A. To sever the link between the 9/11 terrorists and the Iraqi dictator.
A. To remove a brutal and despotic menace to stability in the Middle East.
A. To establish an Iraqi democracy as a model for change in the Islamic world.
A. To make the world safer.
A. To “finish the job” that Bush’s father started in the Gulf War, and to avenge Saddam’s apparent attempt to assassinate the elder Bush.
A. To secure Iraq’s oil supply, thus perpetuating America’s dependence on petroleum rather than launching a major drive toward energy independence.
A. To divert attention from the fact that we were unlikely to find Osama bin Laden and to concentrate instead on an enemy we could easily defeat on the open battlefield.
A. To attract terrorists from around the world to fight a consolidated war against the United States at a remote site, far from American soil.
A. To create a bigger, more telegenic war than the one in Afghanistan in order to appeal to the rising conservative tide at home — especially after 9/11 — and to win back the Senate for Republicans.
A. To slap down a dictator that the United States had helped in the past, especially in his war against Iran, but who then turned on his American benefactors.
A. To launch a latter-day crusade against Islam.

__YOUR TASK__
Answer from the list of answers above:
1. What war does one answer say Bush's father started?
2. Against which country does the list say the United States helped the dictator in a war?
3. Which body does one answer say Republicans hoped to win back?

__SOURCE MATERIAL__
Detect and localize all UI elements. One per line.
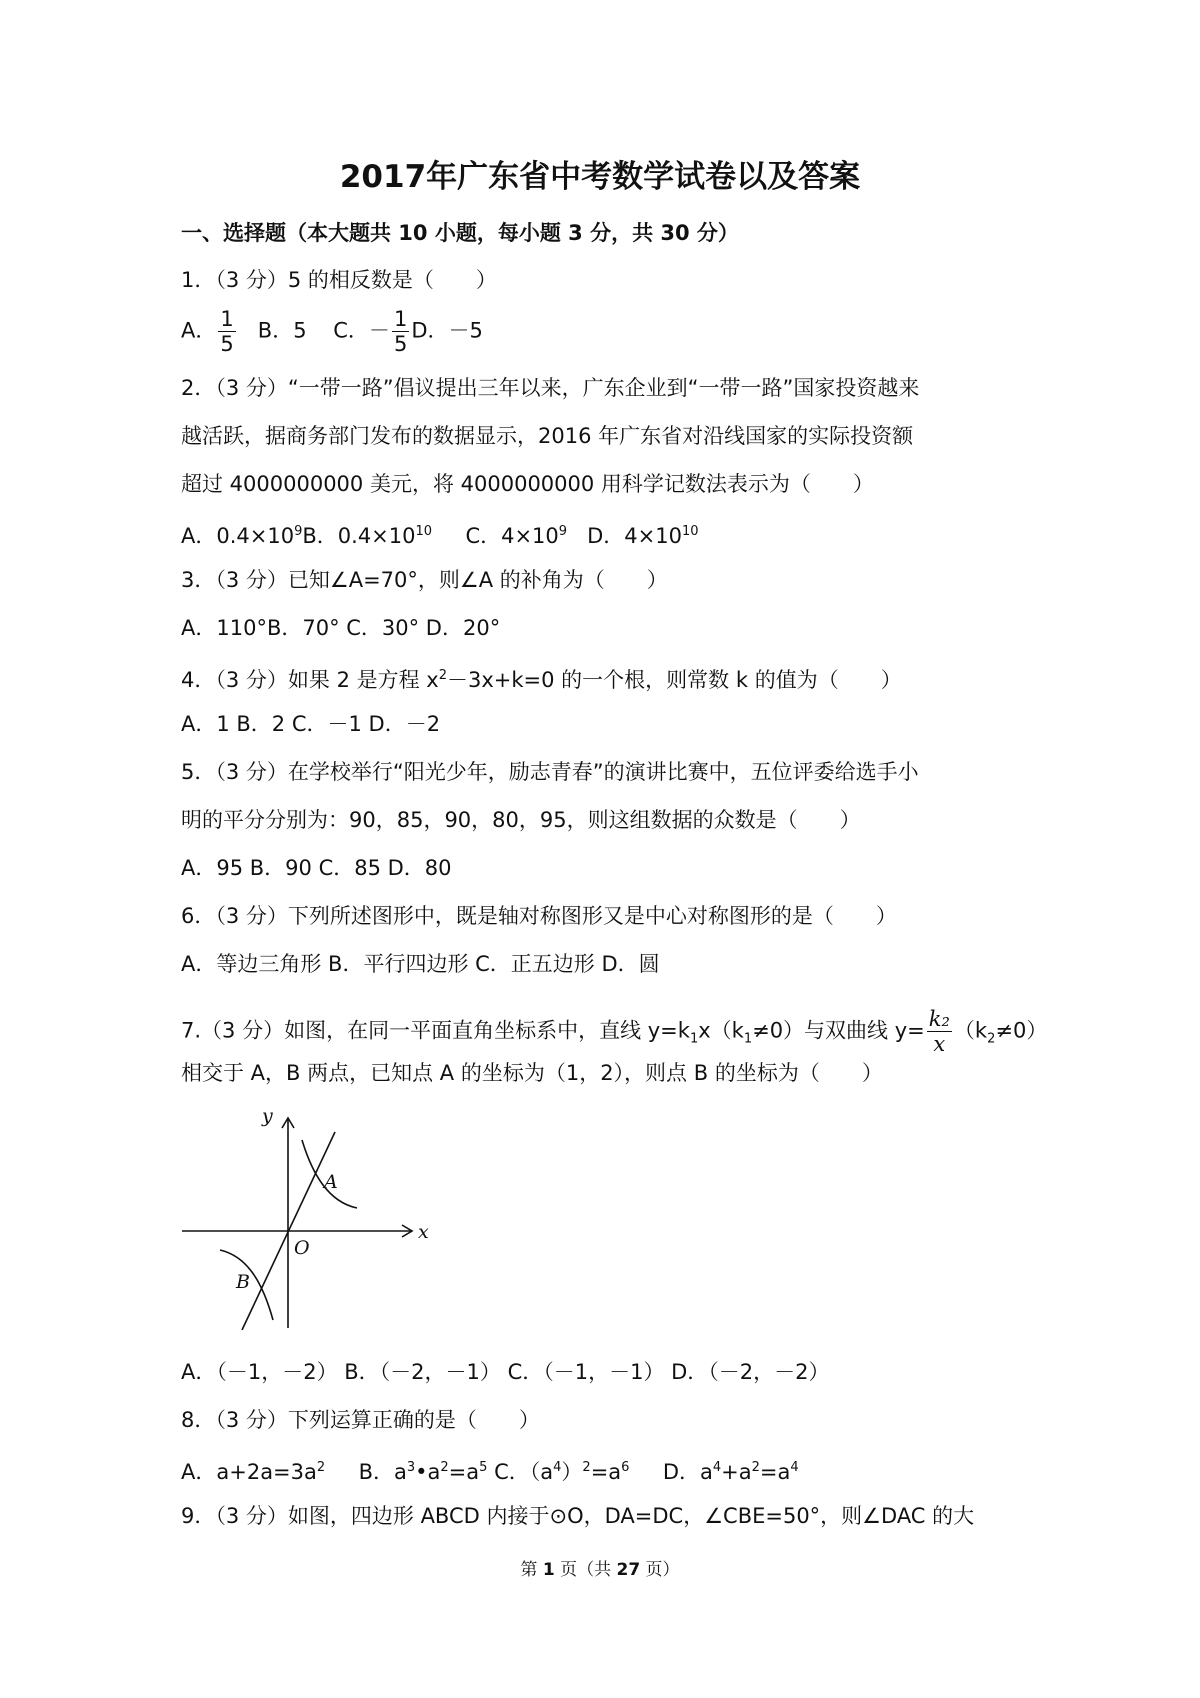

__ANSWER__
1. The Gulf War
2. Iran
3. The Senate